### GOAL
Copy every line from the data below in which the string "Farbe" can be found.

(Dataset items)
^^^^

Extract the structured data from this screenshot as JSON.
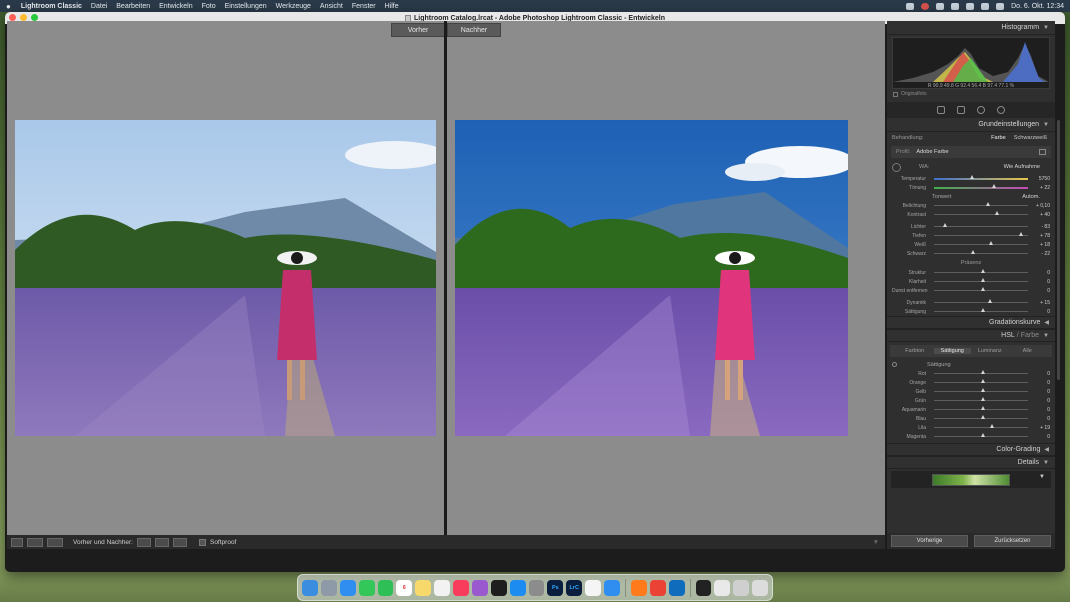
{
  "menubar": {
    "apple": "",
    "items": [
      "Lightroom Classic",
      "Datei",
      "Bearbeiten",
      "Entwickeln",
      "Foto",
      "Einstellungen",
      "Werkzeuge",
      "Ansicht",
      "Fenster",
      "Hilfe"
    ],
    "clock": "Do. 6. Okt.  12:34"
  },
  "window": {
    "title": "Lightroom Catalog.lrcat - Adobe Photoshop Lightroom Classic - Entwickeln"
  },
  "compare": {
    "before_label": "Vorher",
    "after_label": "Nachher"
  },
  "toolbar": {
    "view_label": "Vorher und Nachher:",
    "softproof_label": "Softproof"
  },
  "histogram": {
    "title": "Histogramm",
    "readout": "R  90.9  49.8  G  92.4  56.4  B  97.4  77.1  %",
    "original_photo_label": "Originalfoto"
  },
  "basic": {
    "title": "Grundeinstellungen",
    "treatment_label": "Behandlung:",
    "treatment_color": "Farbe",
    "treatment_bw": "Schwarzweiß",
    "profile_label": "Profil:",
    "profile_value": "Adobe Farbe",
    "wb_label": "WA:",
    "wb_value": "Wie Aufnahme",
    "temp": {
      "name": "Temperatur",
      "value": "5750"
    },
    "tint": {
      "name": "Tönung",
      "value": "+ 22"
    },
    "tone_label": "Tonwert",
    "auto_label": "Autom.",
    "tone_sliders": [
      {
        "name": "Belichtung",
        "value": "+ 0,10",
        "pos": 0.55
      },
      {
        "name": "Kontrast",
        "value": "+ 40",
        "pos": 0.65
      }
    ],
    "tone_sliders2": [
      {
        "name": "Lichter",
        "value": "- 83",
        "pos": 0.1
      },
      {
        "name": "Tiefen",
        "value": "+ 78",
        "pos": 0.9
      },
      {
        "name": "Weiß",
        "value": "+ 18",
        "pos": 0.58
      },
      {
        "name": "Schwarz",
        "value": "- 22",
        "pos": 0.39
      }
    ],
    "presence_label": "Präsenz",
    "presence_sliders": [
      {
        "name": "Struktur",
        "value": "0",
        "pos": 0.5
      },
      {
        "name": "Klarheit",
        "value": "0",
        "pos": 0.5
      },
      {
        "name": "Dunst entfernen",
        "value": "0",
        "pos": 0.5
      }
    ],
    "presence_sliders2": [
      {
        "name": "Dynamik",
        "value": "+ 15",
        "pos": 0.57
      },
      {
        "name": "Sättigung",
        "value": "0",
        "pos": 0.5
      }
    ]
  },
  "sections": {
    "tone_curve": "Gradationskurve",
    "hsl": "HSL",
    "hsl_color": "Farbe",
    "color_grading": "Color-Grading",
    "details": "Details"
  },
  "hsl_tabs": [
    "Farbton",
    "Sättigung",
    "Luminanz",
    "Alle"
  ],
  "hsl_title": "Sättigung",
  "hsl_sliders": [
    {
      "name": "Rot",
      "value": "0",
      "pos": 0.5
    },
    {
      "name": "Orange",
      "value": "0",
      "pos": 0.5
    },
    {
      "name": "Gelb",
      "value": "0",
      "pos": 0.5
    },
    {
      "name": "Grün",
      "value": "0",
      "pos": 0.5
    },
    {
      "name": "Aquamarin",
      "value": "0",
      "pos": 0.5
    },
    {
      "name": "Blau",
      "value": "0",
      "pos": 0.5
    },
    {
      "name": "Lila",
      "value": "+ 19",
      "pos": 0.6
    },
    {
      "name": "Magenta",
      "value": "0",
      "pos": 0.5
    }
  ],
  "panel_buttons": {
    "previous": "Vorherige",
    "reset": "Zurücksetzen"
  },
  "colors": {
    "sky_before": "#c8dbee",
    "sky_after": "#2f6fb8",
    "lavender": "#7a5fb0",
    "dress": "#c8306f"
  },
  "dock": [
    "finder-icon",
    "launchpad-icon",
    "safari-icon",
    "messages-icon",
    "facetime-icon",
    "calendar-icon",
    "notes-icon",
    "reminders-icon",
    "music-icon",
    "podcasts-icon",
    "tv-icon",
    "app-store-icon",
    "settings-icon",
    "photoshop-icon",
    "lightroom-classic-icon",
    "photos-icon",
    "mail-icon",
    "firefox-icon",
    "chrome-icon",
    "outlook-icon",
    "terminal-icon",
    "preview-icon",
    "folder-icon",
    "trash-icon"
  ],
  "dock_labels": {
    "calendar": "6",
    "photoshop": "Ps",
    "lightroom": "LrC"
  }
}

^^^^

### TASK RESULT
    "treatment_color": "Farbe",
    "profile_value": "Adobe Farbe",
    "hsl_color": "Farbe",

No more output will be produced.